TUS TAREAS:
1. Indica si cada afirmación concuerda con el texto sobre Burgueño, respondiendo sí o no y citando literalmente las palabras del texto que lo deciden: (a) El texto presenta a Burgueño como un iluminado. (b) El modelo Alcira es una de las criaturas de Burgueño. (c) La gestión de los seis hospitales madrileños se externalizará más adelante.
2. Escribe, por favor, lo que sigue al texto sobre Burgueño, a partir de su última oración.

Los periódicos le han despachado con el adjetivo de ideólogo, y en verdad que lo es, pero no de la privatización. Burgueño es el ideólogo por antonomasia, capaz como pocos de enunciar pensamientos sanitarios en directa conexión con la realidad. No es un iluso ni tampoco un iluminado; sabe explicar por qué cree en lo que cree y entonces, al escucharle, termina siendo francamente difícil no pensar lo que él. No pensar como él.

Algunos le llaman embaucador, aunque yo le veo más como profesor. Nadie como él para explicar la esencia de una de sus criaturas, el modelo Alcira, pasando por encima de la autoridad política del consejero Farnós y de la pujanza del subsecretario, un por entonces imberbe Rubén Moreno. Ni todo el establishment de la Consejería valenciana era capaz de quitarle protagonismo a Burgueño, que era único transmitiendo su pasión y su convencimiento en que la concesión administrativa era una revolución para la Administración, para el paciente, pero, sobre todo, para el médico.

Alcira es una bendición para el médico que quiere trabajar más, que quiere ganar más, que no quiere ser funcionario, que quiere ser como sus antecesores, un profesional liberal. Burgueño sabía transmitir su pasión por este nuevo modelo y así procuró hacerlo en los seis hospitales madrileños cuya gestión no se externalizará jamás. No le han dejado, seguramente porque lo malo conocido es lo más seguro y el porvenir siempre inquieta. Puede que ahora el médico madrileño esté más tranquilo, pero quizá eso no sea lo mejor para el sistema sanitario.

Su incorreción es proverbial. Está convencido de que las conquistas laborales de los profesionales sanitarios no son compatibles con la mejora de un sistema al que la sociedad cada vez exige más. Y en esa disyuntiva siempre sitúa la relación médico-paciente, que concibe como el hecho sanitario por antonomasia, independiente de la acción de las administraciones y de las entidades y ligada única y exclusivamente a la libre elección, que termina por ser buena para los dos: para el médico y también para el paciente.

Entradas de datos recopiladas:
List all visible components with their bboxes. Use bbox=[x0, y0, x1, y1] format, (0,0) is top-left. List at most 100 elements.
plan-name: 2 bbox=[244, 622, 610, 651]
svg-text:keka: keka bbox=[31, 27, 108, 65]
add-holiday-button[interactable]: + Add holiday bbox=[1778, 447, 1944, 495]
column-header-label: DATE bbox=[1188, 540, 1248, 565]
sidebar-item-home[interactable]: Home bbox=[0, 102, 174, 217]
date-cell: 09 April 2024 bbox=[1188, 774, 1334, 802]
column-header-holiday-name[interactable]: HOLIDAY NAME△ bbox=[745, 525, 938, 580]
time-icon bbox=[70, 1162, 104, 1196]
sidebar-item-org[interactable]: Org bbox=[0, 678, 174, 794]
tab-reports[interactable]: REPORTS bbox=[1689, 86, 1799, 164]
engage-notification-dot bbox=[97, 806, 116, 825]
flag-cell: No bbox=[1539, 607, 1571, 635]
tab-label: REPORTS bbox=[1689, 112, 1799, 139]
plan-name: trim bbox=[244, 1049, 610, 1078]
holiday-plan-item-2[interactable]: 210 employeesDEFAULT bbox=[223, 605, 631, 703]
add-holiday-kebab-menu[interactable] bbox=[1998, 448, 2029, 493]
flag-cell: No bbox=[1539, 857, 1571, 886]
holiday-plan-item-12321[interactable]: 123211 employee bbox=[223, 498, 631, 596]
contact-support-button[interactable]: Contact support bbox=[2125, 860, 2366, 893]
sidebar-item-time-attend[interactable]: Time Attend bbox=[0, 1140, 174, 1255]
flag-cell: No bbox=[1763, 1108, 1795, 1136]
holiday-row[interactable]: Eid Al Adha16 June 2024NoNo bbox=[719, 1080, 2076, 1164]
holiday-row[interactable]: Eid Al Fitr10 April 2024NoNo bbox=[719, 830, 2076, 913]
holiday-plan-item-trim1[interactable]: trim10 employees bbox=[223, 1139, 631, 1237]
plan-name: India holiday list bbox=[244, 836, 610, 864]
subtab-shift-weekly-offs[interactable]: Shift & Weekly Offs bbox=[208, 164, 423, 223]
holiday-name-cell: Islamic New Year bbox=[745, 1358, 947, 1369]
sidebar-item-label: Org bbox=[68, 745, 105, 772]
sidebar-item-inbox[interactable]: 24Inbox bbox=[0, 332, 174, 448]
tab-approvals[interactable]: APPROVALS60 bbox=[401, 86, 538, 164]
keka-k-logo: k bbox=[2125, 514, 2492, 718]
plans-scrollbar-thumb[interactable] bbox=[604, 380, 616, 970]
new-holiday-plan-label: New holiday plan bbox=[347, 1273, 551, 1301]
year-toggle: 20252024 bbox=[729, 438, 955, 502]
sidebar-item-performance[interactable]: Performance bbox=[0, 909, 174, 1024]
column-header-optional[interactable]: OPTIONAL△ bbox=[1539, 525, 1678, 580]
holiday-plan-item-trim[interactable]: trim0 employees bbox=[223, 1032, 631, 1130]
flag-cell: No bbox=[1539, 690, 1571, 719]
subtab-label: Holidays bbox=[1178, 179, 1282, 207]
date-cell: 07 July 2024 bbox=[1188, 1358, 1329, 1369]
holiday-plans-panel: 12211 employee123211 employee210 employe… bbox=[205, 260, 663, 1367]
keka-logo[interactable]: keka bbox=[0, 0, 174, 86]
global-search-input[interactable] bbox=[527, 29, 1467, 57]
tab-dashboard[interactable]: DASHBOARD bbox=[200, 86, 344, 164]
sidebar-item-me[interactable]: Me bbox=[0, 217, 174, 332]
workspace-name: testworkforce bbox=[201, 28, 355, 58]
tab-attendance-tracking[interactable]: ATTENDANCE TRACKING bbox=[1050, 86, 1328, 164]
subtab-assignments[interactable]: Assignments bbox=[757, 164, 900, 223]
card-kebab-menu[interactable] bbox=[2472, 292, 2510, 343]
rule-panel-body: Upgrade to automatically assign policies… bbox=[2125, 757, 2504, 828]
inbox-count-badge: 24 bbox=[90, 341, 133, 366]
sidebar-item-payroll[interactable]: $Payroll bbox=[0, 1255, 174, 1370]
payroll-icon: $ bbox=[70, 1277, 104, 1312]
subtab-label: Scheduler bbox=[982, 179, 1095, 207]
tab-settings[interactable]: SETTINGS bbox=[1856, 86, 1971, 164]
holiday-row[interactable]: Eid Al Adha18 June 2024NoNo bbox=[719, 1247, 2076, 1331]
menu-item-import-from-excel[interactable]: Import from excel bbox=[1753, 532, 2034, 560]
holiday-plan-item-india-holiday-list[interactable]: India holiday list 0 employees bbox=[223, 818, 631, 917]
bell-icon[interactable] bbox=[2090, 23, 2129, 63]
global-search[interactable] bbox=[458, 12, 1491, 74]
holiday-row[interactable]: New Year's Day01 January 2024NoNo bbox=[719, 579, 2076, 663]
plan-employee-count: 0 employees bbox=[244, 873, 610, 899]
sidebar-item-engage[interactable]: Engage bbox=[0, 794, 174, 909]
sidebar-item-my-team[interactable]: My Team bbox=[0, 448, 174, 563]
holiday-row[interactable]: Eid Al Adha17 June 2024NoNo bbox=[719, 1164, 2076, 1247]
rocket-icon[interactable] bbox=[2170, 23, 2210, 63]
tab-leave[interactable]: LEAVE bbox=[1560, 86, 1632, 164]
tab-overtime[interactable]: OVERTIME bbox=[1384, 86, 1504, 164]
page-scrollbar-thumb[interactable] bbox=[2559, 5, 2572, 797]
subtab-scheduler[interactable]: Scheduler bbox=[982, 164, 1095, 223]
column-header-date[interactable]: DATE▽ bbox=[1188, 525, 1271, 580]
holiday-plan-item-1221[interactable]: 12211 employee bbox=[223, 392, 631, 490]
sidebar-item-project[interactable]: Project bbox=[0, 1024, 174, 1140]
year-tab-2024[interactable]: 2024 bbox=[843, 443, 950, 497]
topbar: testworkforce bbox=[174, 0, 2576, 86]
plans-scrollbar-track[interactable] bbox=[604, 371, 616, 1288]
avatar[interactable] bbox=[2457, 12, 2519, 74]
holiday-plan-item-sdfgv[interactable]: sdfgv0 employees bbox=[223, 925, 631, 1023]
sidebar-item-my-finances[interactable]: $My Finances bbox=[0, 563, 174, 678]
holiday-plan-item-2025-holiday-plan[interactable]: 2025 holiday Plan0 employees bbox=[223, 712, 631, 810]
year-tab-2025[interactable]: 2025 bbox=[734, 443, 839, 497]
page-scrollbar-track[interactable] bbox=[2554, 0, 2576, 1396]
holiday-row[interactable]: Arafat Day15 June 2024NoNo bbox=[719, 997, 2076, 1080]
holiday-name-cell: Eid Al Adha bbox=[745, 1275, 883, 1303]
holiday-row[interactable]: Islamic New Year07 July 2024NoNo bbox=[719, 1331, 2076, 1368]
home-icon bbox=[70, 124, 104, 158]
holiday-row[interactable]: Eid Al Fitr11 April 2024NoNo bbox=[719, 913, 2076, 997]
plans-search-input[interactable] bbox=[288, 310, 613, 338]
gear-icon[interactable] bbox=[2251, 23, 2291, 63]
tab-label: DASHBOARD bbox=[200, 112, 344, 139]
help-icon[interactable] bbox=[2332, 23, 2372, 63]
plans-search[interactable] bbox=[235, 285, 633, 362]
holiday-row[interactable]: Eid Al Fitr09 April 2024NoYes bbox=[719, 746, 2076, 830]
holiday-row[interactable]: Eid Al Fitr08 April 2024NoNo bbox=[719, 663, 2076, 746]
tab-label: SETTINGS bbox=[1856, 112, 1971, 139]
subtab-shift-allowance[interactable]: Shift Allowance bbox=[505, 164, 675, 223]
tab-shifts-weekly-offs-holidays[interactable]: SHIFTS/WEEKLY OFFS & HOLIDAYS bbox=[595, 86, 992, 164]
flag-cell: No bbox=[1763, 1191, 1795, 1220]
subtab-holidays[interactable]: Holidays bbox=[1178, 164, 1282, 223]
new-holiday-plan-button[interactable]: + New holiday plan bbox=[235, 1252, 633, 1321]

RESPUESTAS:
1.
(a) No: «No es un iluso ni tampoco un iluminado».
(b) Sí: «la esencia de una de sus criaturas, el modelo Alcira».
(c) No: «cuya gestión no se externalizará jamás».

2.
Todo un Pepito Grillo, para bien y para mal, es muy posible que Burgueño supiera que la externalización madrileña, terminara como terminara, iba a ser su última batalla. Muchos iban a ser los sacrificados en un proyecto que ha deparado un desgaste sin precedentes. Y Burgueño seguro que se veía entre ellos, porque nunca rehuyó el cuerpo a cuerpo dialéctico, en los hospitales, y tampoco se escabulló ni escurrió el bulto en el mayor conflicto que ha vivido un sistema sanitario en los últimos años. Seguía yendo a casi todos los sitios donde le llamaban y hablaba en público con la rotundidad y el esmero de los ideólogos, nunca con la prudencia del político. Y después de la frase, del titular, apenas se daba cuenta de su condición de director general, decía muy bajo y al despedirse que, en fin, hablaba a título personal y tal, pero eso ya no importaba, con la de cosas que había dicho…

Para la posteridad, queda esa foto junto con otros altos cargos, en la toma de posesión de su sucesor, en la que Burgueño exhibe su amplia sonrisa del que se sabe por encima del bien y del mal, de vuelta de casi todo, por lo menos, de una sanidad que durante toda su vida ha tratado de cambiar hacia la mejora y que, a grandes rasgos y en sus esencias ideológicas, deja casi igual que cuando llegó. Una lástima, pero nadie podrá decir que no estábamos advertidos.